[start Extracted records]

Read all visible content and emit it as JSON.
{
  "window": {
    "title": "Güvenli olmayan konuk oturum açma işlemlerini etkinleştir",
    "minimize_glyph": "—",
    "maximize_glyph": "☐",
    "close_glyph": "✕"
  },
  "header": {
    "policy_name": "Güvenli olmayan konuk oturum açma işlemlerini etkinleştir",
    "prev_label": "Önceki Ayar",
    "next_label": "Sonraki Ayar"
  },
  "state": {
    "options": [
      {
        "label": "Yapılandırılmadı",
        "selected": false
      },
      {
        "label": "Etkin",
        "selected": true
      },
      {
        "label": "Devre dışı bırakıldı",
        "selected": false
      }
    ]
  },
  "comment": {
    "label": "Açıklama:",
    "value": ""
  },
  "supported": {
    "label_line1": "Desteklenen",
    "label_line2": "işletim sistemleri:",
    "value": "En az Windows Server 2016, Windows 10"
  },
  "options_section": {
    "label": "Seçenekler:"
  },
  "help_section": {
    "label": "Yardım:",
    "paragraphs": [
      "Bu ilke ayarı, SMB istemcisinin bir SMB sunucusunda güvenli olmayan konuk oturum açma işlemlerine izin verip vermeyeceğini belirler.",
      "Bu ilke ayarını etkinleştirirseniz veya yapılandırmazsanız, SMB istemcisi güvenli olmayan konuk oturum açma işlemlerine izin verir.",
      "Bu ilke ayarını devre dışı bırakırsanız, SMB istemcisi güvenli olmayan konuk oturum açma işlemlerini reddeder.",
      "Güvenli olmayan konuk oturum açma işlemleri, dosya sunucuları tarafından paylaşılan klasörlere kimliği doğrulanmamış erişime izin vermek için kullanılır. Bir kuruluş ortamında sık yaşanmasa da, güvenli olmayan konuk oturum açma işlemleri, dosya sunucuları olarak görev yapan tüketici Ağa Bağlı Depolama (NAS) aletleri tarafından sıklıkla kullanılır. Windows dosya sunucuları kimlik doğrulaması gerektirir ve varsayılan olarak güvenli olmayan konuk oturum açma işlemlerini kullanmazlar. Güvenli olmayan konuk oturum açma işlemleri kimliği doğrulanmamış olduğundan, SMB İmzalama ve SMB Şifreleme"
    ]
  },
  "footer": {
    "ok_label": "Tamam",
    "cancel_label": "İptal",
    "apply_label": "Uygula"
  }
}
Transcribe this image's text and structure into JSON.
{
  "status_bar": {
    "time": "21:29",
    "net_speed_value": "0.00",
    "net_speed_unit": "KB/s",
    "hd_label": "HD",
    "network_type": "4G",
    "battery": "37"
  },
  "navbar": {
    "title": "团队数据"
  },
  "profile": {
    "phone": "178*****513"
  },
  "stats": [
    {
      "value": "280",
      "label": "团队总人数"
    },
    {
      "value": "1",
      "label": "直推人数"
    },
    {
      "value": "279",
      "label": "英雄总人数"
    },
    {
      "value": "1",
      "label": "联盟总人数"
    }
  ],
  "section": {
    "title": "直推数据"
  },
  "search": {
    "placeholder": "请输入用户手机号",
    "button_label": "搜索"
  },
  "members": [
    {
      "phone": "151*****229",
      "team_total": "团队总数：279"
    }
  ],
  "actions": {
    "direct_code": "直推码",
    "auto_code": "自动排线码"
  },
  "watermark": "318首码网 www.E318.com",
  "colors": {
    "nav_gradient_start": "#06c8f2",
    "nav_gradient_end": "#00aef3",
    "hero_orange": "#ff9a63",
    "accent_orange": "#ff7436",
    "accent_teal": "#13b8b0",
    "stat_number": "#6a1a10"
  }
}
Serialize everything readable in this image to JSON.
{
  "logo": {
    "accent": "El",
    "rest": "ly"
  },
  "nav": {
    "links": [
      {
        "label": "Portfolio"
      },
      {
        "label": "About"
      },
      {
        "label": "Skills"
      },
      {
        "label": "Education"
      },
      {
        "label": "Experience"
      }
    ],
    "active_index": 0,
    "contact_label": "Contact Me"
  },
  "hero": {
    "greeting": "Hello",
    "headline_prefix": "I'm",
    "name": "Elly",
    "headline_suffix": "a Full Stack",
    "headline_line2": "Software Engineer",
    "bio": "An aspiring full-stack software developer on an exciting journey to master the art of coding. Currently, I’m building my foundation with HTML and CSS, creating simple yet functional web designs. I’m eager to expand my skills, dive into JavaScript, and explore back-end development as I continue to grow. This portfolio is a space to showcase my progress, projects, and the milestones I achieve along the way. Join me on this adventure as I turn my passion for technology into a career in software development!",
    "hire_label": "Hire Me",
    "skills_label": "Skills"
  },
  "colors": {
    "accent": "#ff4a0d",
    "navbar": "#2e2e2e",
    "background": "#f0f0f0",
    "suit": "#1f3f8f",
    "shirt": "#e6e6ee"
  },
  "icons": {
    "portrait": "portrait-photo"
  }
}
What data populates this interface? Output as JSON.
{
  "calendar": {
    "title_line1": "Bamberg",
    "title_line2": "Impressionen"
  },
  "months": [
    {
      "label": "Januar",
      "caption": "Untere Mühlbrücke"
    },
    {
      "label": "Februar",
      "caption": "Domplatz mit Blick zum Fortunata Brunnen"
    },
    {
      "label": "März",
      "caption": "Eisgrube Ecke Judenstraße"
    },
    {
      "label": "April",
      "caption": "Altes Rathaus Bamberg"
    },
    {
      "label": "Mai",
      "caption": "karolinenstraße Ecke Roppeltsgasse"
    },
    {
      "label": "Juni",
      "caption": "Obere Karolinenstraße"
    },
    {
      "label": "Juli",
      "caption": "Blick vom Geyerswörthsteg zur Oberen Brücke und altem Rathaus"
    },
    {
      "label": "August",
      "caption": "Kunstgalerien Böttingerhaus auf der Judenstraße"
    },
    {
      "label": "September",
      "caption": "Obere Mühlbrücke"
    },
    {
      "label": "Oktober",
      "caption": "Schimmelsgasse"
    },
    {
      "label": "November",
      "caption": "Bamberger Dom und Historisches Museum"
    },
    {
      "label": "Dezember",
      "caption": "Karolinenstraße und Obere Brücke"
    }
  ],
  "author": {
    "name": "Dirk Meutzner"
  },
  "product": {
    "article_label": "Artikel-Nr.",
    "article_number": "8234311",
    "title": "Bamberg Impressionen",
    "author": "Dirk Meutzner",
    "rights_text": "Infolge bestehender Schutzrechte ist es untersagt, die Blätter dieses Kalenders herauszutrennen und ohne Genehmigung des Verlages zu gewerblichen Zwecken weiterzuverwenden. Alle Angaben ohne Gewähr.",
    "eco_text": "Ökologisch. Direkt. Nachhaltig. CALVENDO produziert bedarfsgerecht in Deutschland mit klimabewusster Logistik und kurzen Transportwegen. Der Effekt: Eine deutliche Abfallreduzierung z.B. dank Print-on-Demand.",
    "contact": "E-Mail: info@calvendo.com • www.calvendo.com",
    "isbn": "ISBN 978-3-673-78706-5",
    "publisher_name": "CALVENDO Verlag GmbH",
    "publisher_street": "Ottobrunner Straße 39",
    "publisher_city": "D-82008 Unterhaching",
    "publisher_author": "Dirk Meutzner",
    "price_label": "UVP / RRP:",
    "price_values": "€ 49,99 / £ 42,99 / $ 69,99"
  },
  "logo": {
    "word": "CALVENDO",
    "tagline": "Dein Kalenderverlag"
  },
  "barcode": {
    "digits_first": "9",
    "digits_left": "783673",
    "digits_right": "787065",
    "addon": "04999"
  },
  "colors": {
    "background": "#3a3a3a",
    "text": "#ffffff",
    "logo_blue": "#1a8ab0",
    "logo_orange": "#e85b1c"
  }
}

[end Extracted records]

- **Exercise brief**
Each record above must be given again exactly.

- **Task result**
Read all visible content and emit it as JSON.
{
  "window": {
    "title": "Güvenli olmayan konuk oturum açma işlemlerini etkinleştir",
    "minimize_glyph": "—",
    "maximize_glyph": "☐",
    "close_glyph": "✕"
  },
  "header": {
    "policy_name": "Güvenli olmayan konuk oturum açma işlemlerini etkinleştir",
    "prev_label": "Önceki Ayar",
    "next_label": "Sonraki Ayar"
  },
  "state": {
    "options": [
      {
        "label": "Yapılandırılmadı",
        "selected": false
      },
      {
        "label": "Etkin",
        "selected": true
      },
      {
        "label": "Devre dışı bırakıldı",
        "selected": false
      }
    ]
  },
  "comment": {
    "label": "Açıklama:",
    "value": ""
  },
  "supported": {
    "label_line1": "Desteklenen",
    "label_line2": "işletim sistemleri:",
    "value": "En az Windows Server 2016, Windows 10"
  },
  "options_section": {
    "label": "Seçenekler:"
  },
  "help_section": {
    "label": "Yardım:",
    "paragraphs": [
      "Bu ilke ayarı, SMB istemcisinin bir SMB sunucusunda güvenli olmayan konuk oturum açma işlemlerine izin verip vermeyeceğini belirler.",
      "Bu ilke ayarını etkinleştirirseniz veya yapılandırmazsanız, SMB istemcisi güvenli olmayan konuk oturum açma işlemlerine izin verir.",
      "Bu ilke ayarını devre dışı bırakırsanız, SMB istemcisi güvenli olmayan konuk oturum açma işlemlerini reddeder.",
      "Güvenli olmayan konuk oturum açma işlemleri, dosya sunucuları tarafından paylaşılan klasörlere kimliği doğrulanmamış erişime izin vermek için kullanılır. Bir kuruluş ortamında sık yaşanmasa da, güvenli olmayan konuk oturum açma işlemleri, dosya sunucuları olarak görev yapan tüketici Ağa Bağlı Depolama (NAS) aletleri tarafından sıklıkla kullanılır. Windows dosya sunucuları kimlik doğrulaması gerektirir ve varsayılan olarak güvenli olmayan konuk oturum açma işlemlerini kullanmazlar. Güvenli olmayan konuk oturum açma işlemleri kimliği doğrulanmamış olduğundan, SMB İmzalama ve SMB Şifreleme"
    ]
  },
  "footer": {
    "ok_label": "Tamam",
    "cancel_label": "İptal",
    "apply_label": "Uygula"
  }
}
Transcribe this image's text and structure into JSON.
{
  "status_bar": {
    "time": "21:29",
    "net_speed_value": "0.00",
    "net_speed_unit": "KB/s",
    "hd_label": "HD",
    "network_type": "4G",
    "battery": "37"
  },
  "navbar": {
    "title": "团队数据"
  },
  "profile": {
    "phone": "178*****513"
  },
  "stats": [
    {
      "value": "280",
      "label": "团队总人数"
    },
    {
      "value": "1",
      "label": "直推人数"
    },
    {
      "value": "279",
      "label": "英雄总人数"
    },
    {
      "value": "1",
      "label": "联盟总人数"
    }
  ],
  "section": {
    "title": "直推数据"
  },
  "search": {
    "placeholder": "请输入用户手机号",
    "button_label": "搜索"
  },
  "members": [
    {
      "phone": "151*****229",
      "team_total": "团队总数：279"
    }
  ],
  "actions": {
    "direct_code": "直推码",
    "auto_code": "自动排线码"
  },
  "watermark": "318首码网 www.E318.com",
  "colors": {
    "nav_gradient_start": "#06c8f2",
    "nav_gradient_end": "#00aef3",
    "hero_orange": "#ff9a63",
    "accent_orange": "#ff7436",
    "accent_teal": "#13b8b0",
    "stat_number": "#6a1a10"
  }
}
Serialize everything readable in this image to JSON.
{
  "logo": {
    "accent": "El",
    "rest": "ly"
  },
  "nav": {
    "links": [
      {
        "label": "Portfolio"
      },
      {
        "label": "About"
      },
      {
        "label": "Skills"
      },
      {
        "label": "Education"
      },
      {
        "label": "Experience"
      }
    ],
    "active_index": 0,
    "contact_label": "Contact Me"
  },
  "hero": {
    "greeting": "Hello",
    "headline_prefix": "I'm",
    "name": "Elly",
    "headline_suffix": "a Full Stack",
    "headline_line2": "Software Engineer",
    "bio": "An aspiring full-stack software developer on an exciting journey to master the art of coding. Currently, I’m building my foundation with HTML and CSS, creating simple yet functional web designs. I’m eager to expand my skills, dive into JavaScript, and explore back-end development as I continue to grow. This portfolio is a space to showcase my progress, projects, and the milestones I achieve along the way. Join me on this adventure as I turn my passion for technology into a career in software development!",
    "hire_label": "Hire Me",
    "skills_label": "Skills"
  },
  "colors": {
    "accent": "#ff4a0d",
    "navbar": "#2e2e2e",
    "background": "#f0f0f0",
    "suit": "#1f3f8f",
    "shirt": "#e6e6ee"
  },
  "icons": {
    "portrait": "portrait-photo"
  }
}
What data populates this interface? Output as JSON.
{
  "calendar": {
    "title_line1": "Bamberg",
    "title_line2": "Impressionen"
  },
  "months": [
    {
      "label": "Januar",
      "caption": "Untere Mühlbrücke"
    },
    {
      "label": "Februar",
      "caption": "Domplatz mit Blick zum Fortunata Brunnen"
    },
    {
      "label": "März",
      "caption": "Eisgrube Ecke Judenstraße"
    },
    {
      "label": "April",
      "caption": "Altes Rathaus Bamberg"
    },
    {
      "label": "Mai",
      "caption": "karolinenstraße Ecke Roppeltsgasse"
    },
    {
      "label": "Juni",
      "caption": "Obere Karolinenstraße"
    },
    {
      "label": "Juli",
      "caption": "Blick vom Geyerswörthsteg zur Oberen Brücke und altem Rathaus"
    },
    {
      "label": "August",
      "caption": "Kunstgalerien Böttingerhaus auf der Judenstraße"
    },
    {
      "label": "September",
      "caption": "Obere Mühlbrücke"
    },
    {
      "label": "Oktober",
      "caption": "Schimmelsgasse"
    },
    {
      "label": "November",
      "caption": "Bamberger Dom und Historisches Museum"
    },
    {
      "label": "Dezember",
      "caption": "Karolinenstraße und Obere Brücke"
    }
  ],
  "author": {
    "name": "Dirk Meutzner"
  },
  "product": {
    "article_label": "Artikel-Nr.",
    "article_number": "8234311",
    "title": "Bamberg Impressionen",
    "author": "Dirk Meutzner",
    "rights_text": "Infolge bestehender Schutzrechte ist es untersagt, die Blätter dieses Kalenders herauszutrennen und ohne Genehmigung des Verlages zu gewerblichen Zwecken weiterzuverwenden. Alle Angaben ohne Gewähr.",
    "eco_text": "Ökologisch. Direkt. Nachhaltig. CALVENDO produziert bedarfsgerecht in Deutschland mit klimabewusster Logistik und kurzen Transportwegen. Der Effekt: Eine deutliche Abfallreduzierung z.B. dank Print-on-Demand.",
    "contact": "E-Mail: info@calvendo.com • www.calvendo.com",
    "isbn": "ISBN 978-3-673-78706-5",
    "publisher_name": "CALVENDO Verlag GmbH",
    "publisher_street": "Ottobrunner Straße 39",
    "publisher_city": "D-82008 Unterhaching",
    "publisher_author": "Dirk Meutzner",
    "price_label": "UVP / RRP:",
    "price_values": "€ 49,99 / £ 42,99 / $ 69,99"
  },
  "logo": {
    "word": "CALVENDO",
    "tagline": "Dein Kalenderverlag"
  },
  "barcode": {
    "digits_first": "9",
    "digits_left": "783673",
    "digits_right": "787065",
    "addon": "04999"
  },
  "colors": {
    "background": "#3a3a3a",
    "text": "#ffffff",
    "logo_blue": "#1a8ab0",
    "logo_orange": "#e85b1c"
  }
}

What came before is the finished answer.